(Dataset excerpt)
▶

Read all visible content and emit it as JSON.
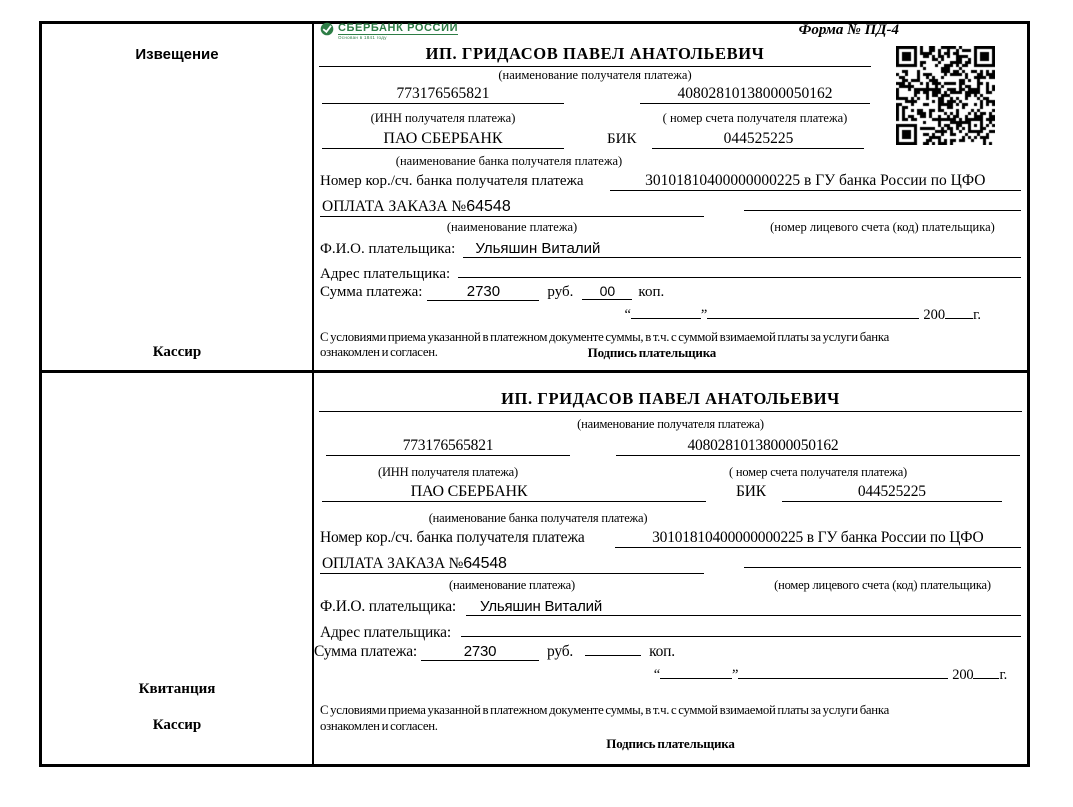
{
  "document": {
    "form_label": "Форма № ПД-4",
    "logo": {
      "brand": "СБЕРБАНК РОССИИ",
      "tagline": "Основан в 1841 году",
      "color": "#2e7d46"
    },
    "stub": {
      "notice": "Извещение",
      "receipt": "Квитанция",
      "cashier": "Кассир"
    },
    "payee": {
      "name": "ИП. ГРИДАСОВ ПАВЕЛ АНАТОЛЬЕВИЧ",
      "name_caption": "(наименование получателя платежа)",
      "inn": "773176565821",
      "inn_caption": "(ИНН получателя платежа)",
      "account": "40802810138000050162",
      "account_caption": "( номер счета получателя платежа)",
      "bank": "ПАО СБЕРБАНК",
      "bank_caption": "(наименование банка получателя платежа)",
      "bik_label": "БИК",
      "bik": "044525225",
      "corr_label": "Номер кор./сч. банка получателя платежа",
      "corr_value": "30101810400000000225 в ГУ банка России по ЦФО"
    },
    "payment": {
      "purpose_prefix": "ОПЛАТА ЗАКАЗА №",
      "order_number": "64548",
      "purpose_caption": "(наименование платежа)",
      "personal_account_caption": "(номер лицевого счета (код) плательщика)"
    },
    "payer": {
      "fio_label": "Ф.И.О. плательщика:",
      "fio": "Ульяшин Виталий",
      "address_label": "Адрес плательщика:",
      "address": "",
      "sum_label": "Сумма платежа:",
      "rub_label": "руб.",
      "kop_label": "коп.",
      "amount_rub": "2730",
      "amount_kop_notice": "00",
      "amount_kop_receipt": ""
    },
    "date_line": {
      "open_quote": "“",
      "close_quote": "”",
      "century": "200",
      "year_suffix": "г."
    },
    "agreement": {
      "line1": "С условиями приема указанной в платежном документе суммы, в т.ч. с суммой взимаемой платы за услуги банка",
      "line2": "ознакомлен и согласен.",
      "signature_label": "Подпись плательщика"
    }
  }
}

◀

- [TASK DETAILS]:
Extract all lines from the data in which "счета" is found.

- [THE RESULT]:
      "account_caption": "( номер счета получателя платежа)",
      "personal_account_caption": "(номер лицевого счета (код) плательщика)"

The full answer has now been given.